**GIVEN RECORDS:**
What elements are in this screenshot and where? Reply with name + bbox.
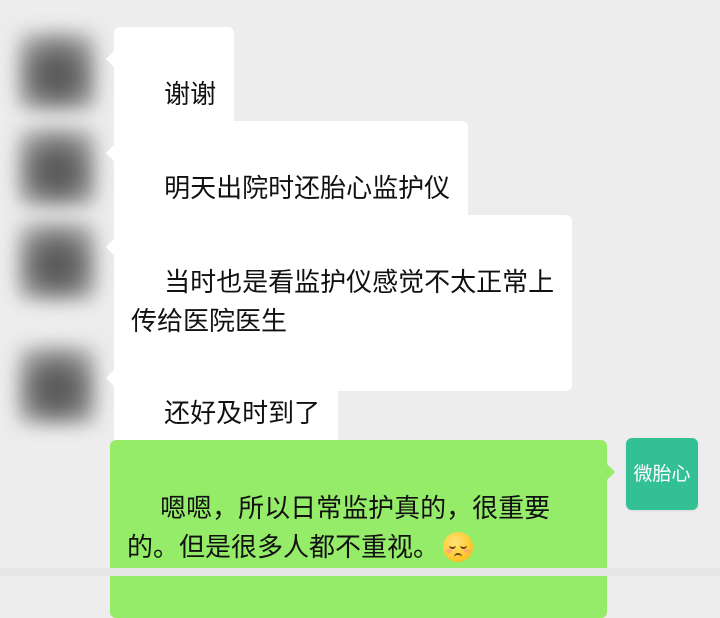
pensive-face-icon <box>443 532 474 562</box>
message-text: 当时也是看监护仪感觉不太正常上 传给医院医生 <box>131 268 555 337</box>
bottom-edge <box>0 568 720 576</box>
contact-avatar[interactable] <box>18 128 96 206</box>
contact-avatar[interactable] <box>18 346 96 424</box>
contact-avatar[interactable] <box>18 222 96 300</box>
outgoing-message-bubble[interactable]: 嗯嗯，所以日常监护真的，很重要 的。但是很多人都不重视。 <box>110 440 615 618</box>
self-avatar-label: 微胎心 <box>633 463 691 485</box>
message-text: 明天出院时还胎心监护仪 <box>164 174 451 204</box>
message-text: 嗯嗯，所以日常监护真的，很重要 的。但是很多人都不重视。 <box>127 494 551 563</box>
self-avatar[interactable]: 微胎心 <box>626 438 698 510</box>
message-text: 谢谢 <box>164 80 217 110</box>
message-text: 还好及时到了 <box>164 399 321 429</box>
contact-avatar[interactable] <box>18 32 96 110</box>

==

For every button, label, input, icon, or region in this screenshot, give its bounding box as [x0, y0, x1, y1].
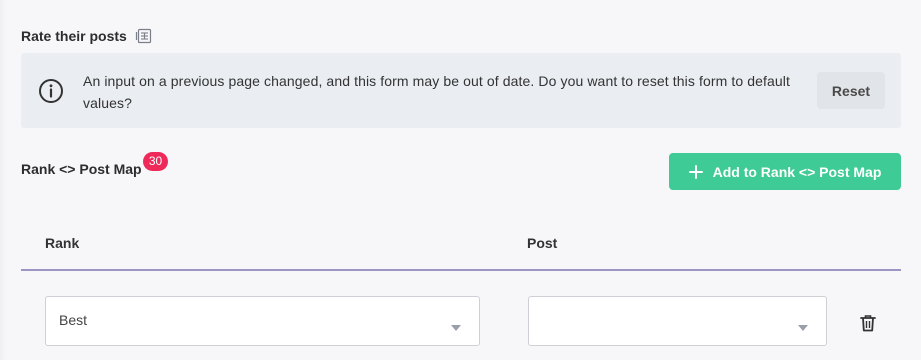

**EXERCISE PROMPT:** Transcribe the listing from the line containing "What elements are" up to and including the line containing "contact-avatar[interactable] <box>18 346". Omit the picture.

**WRITTEN RESPONSE:**
What elements are in this screenshot and where? Reply with name + bbox.
pensive-face-icon <box>443 532 474 562</box>
message-text: 当时也是看监护仪感觉不太正常上 传给医院医生 <box>131 268 555 337</box>
bottom-edge <box>0 568 720 576</box>
contact-avatar[interactable] <box>18 128 96 206</box>
contact-avatar[interactable] <box>18 346 96 424</box>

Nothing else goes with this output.